Work out the number of lines with the word "What" in the material below, then reply with that number only.
··· Dataset ···
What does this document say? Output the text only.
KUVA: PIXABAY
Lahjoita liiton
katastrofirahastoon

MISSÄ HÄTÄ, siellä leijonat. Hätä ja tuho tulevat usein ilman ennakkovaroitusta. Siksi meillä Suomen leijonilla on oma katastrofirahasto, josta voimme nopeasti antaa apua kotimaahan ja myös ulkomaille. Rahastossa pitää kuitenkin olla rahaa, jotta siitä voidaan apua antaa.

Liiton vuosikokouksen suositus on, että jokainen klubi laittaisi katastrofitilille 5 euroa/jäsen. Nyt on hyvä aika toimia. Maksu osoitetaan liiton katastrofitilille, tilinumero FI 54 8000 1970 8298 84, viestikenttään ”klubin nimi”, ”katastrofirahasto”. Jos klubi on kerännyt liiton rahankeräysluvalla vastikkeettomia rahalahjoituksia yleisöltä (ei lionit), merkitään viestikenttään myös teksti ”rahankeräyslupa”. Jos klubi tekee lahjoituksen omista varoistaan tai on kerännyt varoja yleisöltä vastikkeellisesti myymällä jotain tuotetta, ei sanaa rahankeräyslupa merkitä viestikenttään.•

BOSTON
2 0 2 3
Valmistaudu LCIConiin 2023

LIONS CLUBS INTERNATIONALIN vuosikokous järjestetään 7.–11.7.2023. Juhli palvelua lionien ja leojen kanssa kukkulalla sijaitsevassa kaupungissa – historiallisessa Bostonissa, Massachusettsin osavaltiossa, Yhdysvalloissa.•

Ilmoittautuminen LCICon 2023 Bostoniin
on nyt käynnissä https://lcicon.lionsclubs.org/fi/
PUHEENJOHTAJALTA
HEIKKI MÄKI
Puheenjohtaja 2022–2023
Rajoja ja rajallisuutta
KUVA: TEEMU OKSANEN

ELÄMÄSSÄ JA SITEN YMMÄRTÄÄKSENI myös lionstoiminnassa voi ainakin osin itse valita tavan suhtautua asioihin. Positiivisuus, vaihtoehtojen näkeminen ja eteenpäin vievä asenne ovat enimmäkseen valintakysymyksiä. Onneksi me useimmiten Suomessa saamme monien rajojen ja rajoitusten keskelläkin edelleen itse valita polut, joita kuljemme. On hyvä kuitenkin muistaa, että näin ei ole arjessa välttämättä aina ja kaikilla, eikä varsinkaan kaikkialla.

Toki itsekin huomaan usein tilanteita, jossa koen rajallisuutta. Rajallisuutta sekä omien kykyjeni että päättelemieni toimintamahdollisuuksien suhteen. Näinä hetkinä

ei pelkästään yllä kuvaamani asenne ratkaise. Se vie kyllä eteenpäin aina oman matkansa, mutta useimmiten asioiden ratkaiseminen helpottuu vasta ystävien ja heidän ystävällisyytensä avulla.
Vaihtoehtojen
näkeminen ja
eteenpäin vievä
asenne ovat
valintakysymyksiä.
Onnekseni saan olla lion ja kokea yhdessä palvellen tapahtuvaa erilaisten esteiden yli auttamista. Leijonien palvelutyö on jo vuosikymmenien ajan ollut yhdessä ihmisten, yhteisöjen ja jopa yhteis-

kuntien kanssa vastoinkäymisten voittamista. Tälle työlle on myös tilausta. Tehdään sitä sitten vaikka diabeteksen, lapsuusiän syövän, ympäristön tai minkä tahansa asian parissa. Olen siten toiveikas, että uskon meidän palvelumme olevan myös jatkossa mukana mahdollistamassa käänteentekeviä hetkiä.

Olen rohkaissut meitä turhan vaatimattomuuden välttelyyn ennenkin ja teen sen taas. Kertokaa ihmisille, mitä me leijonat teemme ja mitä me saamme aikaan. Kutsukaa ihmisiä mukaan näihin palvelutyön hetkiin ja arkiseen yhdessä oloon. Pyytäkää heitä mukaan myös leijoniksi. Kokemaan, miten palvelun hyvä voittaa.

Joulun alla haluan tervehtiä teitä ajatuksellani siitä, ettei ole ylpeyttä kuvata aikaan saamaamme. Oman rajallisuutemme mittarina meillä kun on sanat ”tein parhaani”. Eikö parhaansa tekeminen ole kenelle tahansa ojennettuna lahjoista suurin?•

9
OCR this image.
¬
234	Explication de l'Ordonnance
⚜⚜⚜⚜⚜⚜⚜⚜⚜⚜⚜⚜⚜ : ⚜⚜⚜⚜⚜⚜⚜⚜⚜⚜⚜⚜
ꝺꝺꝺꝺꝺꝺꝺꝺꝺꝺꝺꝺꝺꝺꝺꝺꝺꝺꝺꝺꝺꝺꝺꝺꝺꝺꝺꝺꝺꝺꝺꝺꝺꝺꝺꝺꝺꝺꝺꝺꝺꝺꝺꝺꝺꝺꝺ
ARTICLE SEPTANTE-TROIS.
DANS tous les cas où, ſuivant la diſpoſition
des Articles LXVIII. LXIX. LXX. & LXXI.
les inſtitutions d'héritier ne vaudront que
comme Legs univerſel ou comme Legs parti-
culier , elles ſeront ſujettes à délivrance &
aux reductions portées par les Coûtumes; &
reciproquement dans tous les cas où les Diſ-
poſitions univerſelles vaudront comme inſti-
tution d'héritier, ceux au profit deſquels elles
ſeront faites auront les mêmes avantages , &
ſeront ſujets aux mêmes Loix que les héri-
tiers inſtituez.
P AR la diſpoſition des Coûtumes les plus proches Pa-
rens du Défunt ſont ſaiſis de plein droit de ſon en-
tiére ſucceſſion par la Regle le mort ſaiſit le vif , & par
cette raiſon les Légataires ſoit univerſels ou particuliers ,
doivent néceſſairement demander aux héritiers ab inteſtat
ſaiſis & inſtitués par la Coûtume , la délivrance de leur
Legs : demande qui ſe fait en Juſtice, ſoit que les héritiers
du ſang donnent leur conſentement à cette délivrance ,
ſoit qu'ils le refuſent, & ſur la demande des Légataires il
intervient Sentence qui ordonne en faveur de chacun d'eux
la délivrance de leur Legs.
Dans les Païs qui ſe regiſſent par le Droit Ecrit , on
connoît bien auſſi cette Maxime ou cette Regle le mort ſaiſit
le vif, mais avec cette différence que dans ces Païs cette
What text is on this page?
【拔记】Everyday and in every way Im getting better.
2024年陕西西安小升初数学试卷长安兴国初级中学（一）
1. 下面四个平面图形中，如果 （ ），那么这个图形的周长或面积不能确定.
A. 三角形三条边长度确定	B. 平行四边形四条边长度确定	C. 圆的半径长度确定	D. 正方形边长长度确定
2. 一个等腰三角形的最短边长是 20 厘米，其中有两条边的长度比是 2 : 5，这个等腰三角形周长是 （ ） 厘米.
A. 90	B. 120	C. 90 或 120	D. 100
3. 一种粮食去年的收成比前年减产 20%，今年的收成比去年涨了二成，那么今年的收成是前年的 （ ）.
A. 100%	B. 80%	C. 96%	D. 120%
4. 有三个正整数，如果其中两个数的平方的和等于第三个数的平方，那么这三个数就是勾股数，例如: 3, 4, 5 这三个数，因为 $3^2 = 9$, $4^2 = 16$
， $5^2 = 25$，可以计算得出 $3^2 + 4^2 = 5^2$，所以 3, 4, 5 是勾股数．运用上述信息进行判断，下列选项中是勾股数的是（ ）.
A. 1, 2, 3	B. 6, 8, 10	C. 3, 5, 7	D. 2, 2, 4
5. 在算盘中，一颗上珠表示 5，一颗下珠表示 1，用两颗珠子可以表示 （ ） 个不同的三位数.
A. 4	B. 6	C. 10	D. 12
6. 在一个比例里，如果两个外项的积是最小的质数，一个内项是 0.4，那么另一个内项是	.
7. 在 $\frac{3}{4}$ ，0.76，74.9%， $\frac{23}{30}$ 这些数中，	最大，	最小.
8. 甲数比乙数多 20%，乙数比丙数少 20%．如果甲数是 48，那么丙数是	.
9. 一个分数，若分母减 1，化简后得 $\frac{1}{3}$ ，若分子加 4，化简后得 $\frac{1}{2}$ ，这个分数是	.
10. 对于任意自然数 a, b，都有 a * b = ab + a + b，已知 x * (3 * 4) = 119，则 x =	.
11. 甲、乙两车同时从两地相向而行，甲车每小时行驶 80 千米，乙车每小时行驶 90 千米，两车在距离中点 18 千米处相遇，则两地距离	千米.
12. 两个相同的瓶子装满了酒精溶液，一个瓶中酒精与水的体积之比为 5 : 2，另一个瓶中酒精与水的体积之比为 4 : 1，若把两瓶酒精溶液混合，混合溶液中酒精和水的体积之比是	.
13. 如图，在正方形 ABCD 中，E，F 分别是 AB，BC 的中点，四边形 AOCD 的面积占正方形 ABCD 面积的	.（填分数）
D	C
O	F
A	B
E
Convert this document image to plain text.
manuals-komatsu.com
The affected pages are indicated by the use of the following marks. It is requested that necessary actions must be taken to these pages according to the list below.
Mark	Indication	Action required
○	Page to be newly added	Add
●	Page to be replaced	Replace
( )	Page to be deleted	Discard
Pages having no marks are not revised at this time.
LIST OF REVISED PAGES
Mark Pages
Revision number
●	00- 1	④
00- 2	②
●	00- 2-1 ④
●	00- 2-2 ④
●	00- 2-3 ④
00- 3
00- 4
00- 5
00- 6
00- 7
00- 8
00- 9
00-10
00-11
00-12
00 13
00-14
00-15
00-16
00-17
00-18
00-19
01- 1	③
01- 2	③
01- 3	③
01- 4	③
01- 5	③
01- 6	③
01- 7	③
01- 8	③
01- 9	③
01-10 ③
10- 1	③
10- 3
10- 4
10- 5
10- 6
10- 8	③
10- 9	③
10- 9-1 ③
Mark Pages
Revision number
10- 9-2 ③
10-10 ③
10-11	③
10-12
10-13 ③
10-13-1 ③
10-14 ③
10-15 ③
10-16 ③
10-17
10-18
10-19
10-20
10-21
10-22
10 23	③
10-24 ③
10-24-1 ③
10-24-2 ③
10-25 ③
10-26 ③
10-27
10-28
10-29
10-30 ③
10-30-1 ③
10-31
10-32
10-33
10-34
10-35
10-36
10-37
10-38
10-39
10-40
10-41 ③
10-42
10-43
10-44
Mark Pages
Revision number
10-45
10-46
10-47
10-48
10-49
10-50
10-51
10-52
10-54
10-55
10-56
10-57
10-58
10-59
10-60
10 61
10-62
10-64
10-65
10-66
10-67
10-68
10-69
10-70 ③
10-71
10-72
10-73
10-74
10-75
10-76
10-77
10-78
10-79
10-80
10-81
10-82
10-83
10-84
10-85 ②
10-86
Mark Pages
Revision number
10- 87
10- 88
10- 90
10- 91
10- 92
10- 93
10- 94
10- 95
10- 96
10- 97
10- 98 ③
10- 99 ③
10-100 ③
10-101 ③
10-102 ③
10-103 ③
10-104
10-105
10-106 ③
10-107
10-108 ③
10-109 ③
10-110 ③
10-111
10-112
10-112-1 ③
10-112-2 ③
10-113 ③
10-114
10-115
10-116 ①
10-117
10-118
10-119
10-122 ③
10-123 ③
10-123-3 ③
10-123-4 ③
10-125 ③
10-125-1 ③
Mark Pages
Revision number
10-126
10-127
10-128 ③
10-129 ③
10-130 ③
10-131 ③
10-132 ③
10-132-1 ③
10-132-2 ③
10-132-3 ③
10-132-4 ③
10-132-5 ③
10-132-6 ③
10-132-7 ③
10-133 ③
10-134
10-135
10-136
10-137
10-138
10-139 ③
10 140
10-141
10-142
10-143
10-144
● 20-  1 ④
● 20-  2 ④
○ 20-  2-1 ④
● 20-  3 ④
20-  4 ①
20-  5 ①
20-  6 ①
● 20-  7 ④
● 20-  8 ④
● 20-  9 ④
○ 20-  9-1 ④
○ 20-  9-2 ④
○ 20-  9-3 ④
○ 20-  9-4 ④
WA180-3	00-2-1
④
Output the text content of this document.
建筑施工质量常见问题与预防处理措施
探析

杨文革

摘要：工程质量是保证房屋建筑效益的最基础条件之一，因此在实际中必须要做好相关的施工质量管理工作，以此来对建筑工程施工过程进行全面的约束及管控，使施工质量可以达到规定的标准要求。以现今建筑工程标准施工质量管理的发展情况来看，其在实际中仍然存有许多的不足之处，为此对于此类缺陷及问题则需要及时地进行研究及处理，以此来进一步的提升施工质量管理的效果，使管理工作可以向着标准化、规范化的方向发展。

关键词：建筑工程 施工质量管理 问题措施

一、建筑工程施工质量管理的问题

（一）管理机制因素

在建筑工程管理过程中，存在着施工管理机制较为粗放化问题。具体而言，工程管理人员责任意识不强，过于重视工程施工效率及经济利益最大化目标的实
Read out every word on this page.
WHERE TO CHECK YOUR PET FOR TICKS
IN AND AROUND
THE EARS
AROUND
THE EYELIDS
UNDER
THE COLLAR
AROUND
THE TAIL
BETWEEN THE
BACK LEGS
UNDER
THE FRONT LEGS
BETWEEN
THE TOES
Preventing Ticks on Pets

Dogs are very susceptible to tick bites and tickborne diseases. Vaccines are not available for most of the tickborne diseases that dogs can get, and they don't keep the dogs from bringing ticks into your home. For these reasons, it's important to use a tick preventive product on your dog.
···
- Task response:
2